JOB » Count every line below in which "JSON" occurs, then give only the count.

EXTRACTED ENTRIES »

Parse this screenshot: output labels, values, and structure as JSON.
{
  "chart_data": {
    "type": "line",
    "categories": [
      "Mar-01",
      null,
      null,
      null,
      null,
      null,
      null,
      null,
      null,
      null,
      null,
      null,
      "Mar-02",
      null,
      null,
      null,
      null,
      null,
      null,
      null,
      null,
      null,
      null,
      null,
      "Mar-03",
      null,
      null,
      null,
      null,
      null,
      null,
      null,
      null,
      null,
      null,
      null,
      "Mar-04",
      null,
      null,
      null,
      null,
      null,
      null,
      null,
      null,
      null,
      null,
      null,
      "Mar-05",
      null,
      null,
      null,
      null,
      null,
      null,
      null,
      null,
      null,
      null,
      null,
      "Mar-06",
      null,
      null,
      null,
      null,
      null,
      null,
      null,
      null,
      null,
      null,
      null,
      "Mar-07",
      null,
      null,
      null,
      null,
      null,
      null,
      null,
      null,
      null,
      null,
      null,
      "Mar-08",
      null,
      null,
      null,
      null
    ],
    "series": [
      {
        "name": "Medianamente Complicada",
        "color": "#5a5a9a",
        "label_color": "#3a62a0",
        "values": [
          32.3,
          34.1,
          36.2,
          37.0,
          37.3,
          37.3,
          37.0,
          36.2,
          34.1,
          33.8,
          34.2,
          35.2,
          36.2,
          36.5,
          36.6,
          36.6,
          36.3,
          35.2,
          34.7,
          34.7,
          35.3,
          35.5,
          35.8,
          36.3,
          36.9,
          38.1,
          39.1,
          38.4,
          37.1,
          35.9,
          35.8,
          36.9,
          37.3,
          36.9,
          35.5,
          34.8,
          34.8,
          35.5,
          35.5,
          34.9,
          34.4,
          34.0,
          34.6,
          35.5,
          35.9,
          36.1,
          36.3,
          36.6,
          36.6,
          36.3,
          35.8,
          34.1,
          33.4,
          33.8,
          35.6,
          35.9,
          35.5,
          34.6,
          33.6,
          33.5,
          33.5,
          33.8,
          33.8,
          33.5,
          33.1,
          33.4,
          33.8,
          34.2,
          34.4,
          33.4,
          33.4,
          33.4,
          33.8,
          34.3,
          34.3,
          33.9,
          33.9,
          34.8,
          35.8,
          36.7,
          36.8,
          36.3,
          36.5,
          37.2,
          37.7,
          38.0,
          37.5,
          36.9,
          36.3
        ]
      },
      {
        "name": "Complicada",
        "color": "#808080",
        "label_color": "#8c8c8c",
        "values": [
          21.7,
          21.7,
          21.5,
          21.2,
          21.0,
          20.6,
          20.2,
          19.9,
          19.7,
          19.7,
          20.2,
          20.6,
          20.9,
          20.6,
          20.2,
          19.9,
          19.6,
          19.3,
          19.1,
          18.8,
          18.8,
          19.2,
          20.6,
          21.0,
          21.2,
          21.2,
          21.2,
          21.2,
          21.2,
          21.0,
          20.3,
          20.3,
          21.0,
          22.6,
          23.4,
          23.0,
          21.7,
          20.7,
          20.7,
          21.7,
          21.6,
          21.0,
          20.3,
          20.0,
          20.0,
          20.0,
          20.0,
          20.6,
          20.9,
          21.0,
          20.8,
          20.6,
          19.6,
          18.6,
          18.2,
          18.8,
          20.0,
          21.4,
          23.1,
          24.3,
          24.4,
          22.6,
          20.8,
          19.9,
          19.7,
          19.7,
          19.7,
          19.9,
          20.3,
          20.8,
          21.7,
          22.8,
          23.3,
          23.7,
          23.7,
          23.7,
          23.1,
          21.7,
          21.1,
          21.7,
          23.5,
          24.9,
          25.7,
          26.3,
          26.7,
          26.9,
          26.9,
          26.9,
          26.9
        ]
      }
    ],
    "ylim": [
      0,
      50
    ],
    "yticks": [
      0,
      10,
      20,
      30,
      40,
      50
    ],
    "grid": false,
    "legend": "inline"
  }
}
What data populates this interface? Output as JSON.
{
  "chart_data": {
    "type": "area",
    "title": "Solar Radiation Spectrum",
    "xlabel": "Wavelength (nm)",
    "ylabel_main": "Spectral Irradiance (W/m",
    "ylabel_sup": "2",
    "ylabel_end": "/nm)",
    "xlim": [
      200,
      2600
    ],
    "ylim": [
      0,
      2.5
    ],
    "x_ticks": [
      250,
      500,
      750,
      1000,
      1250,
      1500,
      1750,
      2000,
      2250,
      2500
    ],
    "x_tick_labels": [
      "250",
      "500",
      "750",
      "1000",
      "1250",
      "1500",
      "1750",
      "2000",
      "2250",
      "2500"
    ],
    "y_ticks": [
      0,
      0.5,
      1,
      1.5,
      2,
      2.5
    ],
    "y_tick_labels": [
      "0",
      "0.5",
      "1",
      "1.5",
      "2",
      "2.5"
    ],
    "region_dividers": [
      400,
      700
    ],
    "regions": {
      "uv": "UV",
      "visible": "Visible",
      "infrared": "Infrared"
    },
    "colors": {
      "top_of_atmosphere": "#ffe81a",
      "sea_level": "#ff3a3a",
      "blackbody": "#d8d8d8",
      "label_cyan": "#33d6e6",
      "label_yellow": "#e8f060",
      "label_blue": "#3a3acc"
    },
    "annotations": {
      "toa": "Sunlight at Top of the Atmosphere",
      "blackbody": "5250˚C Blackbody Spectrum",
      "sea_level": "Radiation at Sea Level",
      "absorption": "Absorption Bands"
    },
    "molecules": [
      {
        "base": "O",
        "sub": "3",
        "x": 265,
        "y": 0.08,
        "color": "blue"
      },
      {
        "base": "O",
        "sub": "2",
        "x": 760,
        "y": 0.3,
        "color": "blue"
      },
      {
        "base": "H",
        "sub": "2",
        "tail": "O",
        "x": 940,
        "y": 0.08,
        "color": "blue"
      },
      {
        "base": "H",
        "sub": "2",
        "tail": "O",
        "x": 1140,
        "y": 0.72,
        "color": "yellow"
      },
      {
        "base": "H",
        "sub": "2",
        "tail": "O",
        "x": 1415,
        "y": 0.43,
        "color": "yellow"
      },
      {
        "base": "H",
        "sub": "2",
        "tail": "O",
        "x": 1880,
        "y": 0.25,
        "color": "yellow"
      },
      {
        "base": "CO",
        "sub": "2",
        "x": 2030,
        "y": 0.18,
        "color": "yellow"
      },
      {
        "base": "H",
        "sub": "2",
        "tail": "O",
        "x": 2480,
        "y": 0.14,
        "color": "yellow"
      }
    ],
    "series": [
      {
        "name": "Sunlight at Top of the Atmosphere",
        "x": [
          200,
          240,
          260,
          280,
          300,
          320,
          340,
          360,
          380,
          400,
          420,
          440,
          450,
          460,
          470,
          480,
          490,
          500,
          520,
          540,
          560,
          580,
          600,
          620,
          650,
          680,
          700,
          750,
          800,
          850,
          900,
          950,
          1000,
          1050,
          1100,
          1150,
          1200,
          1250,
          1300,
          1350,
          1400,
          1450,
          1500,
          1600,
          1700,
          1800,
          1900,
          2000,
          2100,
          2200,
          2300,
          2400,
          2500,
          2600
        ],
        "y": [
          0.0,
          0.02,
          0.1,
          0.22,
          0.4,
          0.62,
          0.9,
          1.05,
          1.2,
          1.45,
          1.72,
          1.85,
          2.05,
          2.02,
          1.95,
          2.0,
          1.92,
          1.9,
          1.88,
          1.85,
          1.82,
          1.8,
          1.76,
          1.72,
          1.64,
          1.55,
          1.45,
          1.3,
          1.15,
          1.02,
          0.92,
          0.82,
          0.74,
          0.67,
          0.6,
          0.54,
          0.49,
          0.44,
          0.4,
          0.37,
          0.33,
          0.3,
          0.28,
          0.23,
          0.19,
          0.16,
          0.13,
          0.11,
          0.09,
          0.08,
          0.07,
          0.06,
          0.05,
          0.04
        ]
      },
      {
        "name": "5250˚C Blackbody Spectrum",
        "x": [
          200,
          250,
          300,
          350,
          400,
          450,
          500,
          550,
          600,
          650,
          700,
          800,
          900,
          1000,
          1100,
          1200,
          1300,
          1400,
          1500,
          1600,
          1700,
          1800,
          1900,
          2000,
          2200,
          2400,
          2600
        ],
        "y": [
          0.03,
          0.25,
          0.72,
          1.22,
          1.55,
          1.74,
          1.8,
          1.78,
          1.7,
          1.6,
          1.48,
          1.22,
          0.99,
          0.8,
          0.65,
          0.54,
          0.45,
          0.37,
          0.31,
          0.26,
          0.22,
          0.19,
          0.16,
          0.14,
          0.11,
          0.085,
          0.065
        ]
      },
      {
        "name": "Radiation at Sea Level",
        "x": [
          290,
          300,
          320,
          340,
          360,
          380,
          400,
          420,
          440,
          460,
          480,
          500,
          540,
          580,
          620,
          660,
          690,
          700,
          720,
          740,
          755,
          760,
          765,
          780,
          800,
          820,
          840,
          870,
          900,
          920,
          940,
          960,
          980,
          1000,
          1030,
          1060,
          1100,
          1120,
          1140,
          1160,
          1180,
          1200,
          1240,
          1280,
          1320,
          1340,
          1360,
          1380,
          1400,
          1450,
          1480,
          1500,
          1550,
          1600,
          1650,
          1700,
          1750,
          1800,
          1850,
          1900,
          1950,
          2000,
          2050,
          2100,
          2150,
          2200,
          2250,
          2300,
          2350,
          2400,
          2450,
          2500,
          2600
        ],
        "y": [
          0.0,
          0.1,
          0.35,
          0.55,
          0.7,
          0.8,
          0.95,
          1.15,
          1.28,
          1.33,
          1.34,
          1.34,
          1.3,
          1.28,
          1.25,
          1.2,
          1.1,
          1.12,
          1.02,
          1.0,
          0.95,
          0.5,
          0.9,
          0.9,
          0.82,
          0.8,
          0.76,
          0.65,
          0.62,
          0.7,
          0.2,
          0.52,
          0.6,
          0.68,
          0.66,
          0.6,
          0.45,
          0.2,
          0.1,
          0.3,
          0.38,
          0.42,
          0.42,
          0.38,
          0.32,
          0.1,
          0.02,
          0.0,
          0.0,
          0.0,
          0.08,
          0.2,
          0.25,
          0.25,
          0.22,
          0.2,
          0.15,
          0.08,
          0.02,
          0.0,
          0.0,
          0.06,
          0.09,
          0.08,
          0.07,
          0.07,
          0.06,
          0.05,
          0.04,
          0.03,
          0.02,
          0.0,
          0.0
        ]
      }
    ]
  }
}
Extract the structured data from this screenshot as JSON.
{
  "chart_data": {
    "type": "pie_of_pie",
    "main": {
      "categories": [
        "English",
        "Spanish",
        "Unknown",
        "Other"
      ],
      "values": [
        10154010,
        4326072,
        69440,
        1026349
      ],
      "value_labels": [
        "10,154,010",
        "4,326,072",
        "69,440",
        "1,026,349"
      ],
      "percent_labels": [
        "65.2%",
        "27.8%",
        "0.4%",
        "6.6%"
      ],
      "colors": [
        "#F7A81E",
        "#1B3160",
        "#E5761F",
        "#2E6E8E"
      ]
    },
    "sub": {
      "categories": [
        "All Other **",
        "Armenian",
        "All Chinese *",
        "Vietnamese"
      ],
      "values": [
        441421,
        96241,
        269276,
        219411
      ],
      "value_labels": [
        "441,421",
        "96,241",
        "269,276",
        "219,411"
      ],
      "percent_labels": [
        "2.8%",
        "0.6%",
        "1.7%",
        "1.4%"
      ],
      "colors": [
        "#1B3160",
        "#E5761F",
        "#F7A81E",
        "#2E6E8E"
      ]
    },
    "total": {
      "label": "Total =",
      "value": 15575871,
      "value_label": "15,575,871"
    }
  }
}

RESPONSE TO THE EXERCISE » 3